Input rows —
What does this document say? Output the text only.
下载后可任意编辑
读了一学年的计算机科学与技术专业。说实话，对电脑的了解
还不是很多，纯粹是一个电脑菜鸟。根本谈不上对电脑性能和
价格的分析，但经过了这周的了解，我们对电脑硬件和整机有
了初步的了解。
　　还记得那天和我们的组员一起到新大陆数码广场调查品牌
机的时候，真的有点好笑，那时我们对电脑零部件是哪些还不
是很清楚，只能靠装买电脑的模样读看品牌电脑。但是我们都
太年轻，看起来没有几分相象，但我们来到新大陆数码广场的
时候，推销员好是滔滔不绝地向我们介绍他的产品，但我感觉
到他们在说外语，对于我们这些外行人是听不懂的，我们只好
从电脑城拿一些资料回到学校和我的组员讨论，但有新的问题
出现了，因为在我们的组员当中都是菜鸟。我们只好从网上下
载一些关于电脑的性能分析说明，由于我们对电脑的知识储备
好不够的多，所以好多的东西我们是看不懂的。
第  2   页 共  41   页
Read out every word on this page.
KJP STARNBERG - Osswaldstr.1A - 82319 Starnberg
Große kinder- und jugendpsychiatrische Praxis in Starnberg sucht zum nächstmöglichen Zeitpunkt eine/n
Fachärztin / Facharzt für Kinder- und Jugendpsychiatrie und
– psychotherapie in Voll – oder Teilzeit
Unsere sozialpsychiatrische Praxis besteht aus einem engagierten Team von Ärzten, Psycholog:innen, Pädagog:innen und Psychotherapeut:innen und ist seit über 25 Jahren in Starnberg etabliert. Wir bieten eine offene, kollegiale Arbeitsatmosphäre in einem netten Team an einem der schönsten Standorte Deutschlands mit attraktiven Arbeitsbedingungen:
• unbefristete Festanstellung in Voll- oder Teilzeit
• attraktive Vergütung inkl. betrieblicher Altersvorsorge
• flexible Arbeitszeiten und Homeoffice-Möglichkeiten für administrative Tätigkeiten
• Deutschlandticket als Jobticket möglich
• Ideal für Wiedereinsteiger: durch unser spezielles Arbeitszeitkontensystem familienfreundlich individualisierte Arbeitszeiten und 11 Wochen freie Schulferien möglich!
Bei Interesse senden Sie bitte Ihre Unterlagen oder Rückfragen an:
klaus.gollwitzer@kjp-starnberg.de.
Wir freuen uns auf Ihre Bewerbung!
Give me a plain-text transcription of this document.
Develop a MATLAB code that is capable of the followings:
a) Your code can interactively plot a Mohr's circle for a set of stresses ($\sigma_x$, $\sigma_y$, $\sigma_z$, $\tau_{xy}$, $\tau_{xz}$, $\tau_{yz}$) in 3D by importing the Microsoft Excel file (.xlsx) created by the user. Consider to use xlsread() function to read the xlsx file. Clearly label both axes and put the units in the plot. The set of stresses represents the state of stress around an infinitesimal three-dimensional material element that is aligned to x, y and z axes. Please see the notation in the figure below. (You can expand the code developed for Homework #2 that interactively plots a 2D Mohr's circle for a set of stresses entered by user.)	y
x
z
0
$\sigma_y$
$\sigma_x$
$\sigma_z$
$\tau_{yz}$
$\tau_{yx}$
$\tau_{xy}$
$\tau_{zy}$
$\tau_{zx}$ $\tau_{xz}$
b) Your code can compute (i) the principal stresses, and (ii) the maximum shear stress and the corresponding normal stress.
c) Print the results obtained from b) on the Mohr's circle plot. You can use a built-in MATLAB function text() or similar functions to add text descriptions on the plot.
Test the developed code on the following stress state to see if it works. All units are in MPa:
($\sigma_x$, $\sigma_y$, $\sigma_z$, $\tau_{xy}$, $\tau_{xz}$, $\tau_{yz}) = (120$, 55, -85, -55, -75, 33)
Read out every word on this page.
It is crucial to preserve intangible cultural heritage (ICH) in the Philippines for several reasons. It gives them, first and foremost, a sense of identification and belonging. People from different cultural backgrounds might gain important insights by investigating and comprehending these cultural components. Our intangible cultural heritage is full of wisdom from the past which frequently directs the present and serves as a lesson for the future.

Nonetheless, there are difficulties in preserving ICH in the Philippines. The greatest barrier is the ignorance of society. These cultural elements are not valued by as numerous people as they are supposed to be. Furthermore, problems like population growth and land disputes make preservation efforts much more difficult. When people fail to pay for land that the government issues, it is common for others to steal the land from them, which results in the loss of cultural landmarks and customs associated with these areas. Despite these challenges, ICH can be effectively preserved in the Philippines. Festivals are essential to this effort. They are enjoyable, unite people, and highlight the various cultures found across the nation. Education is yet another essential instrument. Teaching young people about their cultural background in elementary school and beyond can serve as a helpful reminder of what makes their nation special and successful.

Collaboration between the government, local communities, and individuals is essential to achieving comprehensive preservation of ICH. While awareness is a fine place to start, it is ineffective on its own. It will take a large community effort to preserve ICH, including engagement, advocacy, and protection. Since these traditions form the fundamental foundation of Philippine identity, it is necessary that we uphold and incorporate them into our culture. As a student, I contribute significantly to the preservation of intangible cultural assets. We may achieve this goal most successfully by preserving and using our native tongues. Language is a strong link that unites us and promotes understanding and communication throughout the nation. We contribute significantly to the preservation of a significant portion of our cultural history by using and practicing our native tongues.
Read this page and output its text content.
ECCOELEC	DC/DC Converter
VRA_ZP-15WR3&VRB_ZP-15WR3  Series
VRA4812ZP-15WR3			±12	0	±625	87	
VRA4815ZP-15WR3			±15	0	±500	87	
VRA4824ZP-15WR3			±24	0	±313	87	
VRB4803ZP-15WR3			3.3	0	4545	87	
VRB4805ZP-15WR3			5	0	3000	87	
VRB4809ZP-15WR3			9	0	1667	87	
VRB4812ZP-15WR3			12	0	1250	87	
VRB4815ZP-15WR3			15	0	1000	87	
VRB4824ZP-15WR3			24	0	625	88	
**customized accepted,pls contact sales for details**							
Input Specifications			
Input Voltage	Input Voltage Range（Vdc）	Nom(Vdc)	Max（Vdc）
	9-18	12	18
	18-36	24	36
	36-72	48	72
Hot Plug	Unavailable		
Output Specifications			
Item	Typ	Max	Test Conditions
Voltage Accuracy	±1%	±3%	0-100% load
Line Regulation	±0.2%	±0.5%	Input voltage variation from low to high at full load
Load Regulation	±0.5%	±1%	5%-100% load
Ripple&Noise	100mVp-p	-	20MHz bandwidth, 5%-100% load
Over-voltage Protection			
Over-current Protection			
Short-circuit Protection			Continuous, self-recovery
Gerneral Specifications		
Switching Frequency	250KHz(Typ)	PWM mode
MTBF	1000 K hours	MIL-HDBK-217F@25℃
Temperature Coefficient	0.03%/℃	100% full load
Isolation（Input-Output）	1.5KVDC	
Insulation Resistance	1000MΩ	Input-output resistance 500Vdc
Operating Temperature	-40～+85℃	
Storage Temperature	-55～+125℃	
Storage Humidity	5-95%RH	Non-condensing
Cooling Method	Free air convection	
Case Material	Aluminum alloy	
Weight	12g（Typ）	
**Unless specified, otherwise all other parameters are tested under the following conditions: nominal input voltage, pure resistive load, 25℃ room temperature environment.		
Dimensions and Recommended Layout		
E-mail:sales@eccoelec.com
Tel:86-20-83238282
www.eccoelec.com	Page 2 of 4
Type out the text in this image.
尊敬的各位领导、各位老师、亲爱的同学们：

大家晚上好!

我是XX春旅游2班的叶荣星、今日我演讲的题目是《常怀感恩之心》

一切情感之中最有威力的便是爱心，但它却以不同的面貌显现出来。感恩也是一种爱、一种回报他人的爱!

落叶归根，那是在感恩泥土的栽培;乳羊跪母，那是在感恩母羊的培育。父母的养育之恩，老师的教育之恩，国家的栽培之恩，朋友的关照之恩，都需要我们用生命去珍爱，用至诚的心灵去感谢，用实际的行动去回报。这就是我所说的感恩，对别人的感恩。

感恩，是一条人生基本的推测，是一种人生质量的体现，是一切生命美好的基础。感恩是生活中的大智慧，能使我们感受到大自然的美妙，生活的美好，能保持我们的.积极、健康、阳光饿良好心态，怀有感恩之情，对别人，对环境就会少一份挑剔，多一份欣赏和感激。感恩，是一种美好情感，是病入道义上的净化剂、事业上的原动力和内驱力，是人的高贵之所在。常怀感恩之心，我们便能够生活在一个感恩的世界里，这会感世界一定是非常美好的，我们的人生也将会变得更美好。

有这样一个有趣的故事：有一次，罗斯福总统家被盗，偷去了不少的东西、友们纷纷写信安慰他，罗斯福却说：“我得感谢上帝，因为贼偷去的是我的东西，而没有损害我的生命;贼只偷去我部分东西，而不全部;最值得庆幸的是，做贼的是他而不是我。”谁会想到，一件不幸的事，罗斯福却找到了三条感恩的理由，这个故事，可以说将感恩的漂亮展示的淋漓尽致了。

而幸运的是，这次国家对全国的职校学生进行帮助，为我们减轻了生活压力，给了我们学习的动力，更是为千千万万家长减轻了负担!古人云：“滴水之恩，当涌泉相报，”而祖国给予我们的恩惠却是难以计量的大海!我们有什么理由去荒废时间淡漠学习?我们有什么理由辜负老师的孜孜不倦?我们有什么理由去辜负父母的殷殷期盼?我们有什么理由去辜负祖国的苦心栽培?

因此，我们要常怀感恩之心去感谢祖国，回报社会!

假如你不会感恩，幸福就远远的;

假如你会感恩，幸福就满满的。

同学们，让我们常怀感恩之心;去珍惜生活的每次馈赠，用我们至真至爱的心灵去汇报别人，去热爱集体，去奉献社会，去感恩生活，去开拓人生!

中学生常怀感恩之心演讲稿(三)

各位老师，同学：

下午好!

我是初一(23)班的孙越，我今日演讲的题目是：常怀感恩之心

Short problem —
Using the material above, copy every line in which the string "text" occurs.

Response to the task —
What does this document say? Output the text only.
Give me a plain-text transcription of this document.
c) Print the results obtained from b) on the Mohr's circle plot. You can use a built-in MATLAB function text() or similar functions to add text descriptions on the plot.
Read this page and output its text content.
Type out the text in this image.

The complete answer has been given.